Task directions :: Search the listing for "xlabel" and copy every line where it appears.

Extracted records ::
※ ※ ※

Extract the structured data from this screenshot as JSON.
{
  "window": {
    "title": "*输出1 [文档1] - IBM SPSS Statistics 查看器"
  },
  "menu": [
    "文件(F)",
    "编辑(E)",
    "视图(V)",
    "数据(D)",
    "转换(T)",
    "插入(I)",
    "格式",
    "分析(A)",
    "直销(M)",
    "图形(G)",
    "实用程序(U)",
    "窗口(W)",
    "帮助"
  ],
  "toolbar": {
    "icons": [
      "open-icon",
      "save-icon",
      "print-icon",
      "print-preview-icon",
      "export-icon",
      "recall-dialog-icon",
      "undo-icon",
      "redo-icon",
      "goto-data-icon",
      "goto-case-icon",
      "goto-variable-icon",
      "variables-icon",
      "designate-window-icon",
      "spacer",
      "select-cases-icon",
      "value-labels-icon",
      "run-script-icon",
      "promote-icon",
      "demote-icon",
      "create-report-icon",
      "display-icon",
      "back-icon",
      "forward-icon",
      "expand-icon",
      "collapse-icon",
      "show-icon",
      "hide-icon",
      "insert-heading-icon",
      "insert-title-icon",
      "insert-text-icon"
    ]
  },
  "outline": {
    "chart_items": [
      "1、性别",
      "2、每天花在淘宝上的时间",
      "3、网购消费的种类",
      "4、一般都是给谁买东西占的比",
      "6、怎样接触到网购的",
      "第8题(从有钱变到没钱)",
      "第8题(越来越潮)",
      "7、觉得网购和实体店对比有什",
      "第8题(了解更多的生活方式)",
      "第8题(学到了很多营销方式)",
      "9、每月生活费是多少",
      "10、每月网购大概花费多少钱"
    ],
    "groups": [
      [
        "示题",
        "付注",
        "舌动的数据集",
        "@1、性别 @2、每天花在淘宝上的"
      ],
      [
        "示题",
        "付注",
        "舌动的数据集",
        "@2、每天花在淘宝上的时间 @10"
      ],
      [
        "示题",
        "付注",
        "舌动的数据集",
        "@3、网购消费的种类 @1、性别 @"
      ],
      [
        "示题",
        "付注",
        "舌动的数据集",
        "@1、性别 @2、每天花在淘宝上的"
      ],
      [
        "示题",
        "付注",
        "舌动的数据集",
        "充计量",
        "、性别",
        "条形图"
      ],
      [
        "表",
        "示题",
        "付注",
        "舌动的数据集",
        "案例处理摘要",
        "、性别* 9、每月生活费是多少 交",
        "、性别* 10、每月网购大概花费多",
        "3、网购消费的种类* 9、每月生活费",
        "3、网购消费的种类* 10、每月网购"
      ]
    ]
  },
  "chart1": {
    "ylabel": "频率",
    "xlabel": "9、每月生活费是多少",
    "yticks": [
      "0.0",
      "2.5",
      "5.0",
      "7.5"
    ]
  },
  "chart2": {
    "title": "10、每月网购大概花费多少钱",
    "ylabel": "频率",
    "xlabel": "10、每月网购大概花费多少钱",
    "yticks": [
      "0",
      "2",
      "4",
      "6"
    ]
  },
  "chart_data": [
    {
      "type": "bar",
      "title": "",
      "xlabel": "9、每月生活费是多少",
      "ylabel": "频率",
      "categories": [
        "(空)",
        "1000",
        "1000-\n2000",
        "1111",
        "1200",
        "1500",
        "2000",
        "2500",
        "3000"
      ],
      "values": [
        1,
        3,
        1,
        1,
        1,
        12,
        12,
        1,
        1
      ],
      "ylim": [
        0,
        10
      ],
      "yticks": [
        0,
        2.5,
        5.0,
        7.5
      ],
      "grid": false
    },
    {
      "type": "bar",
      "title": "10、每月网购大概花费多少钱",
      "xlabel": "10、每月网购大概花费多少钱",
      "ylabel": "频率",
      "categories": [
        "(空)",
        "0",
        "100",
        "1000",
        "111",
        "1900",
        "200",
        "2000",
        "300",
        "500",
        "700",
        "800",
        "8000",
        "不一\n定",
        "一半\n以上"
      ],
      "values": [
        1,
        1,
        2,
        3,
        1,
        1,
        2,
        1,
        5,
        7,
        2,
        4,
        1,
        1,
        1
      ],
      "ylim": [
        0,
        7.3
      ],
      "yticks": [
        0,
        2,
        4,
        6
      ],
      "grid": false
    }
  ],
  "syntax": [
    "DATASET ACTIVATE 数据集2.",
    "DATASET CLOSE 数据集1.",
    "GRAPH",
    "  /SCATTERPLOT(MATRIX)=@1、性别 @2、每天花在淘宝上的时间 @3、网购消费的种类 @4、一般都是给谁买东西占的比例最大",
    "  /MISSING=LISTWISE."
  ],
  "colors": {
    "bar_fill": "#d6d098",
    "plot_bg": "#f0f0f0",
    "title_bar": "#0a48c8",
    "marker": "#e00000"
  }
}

※ ※ ※

Task output ::
    "xlabel": "9、每月生活费是多少",
    "xlabel": "10、每月网购大概花费多少钱",
      "xlabel": "9、每月生活费是多少",
      "xlabel": "10、每月网购大概花费多少钱",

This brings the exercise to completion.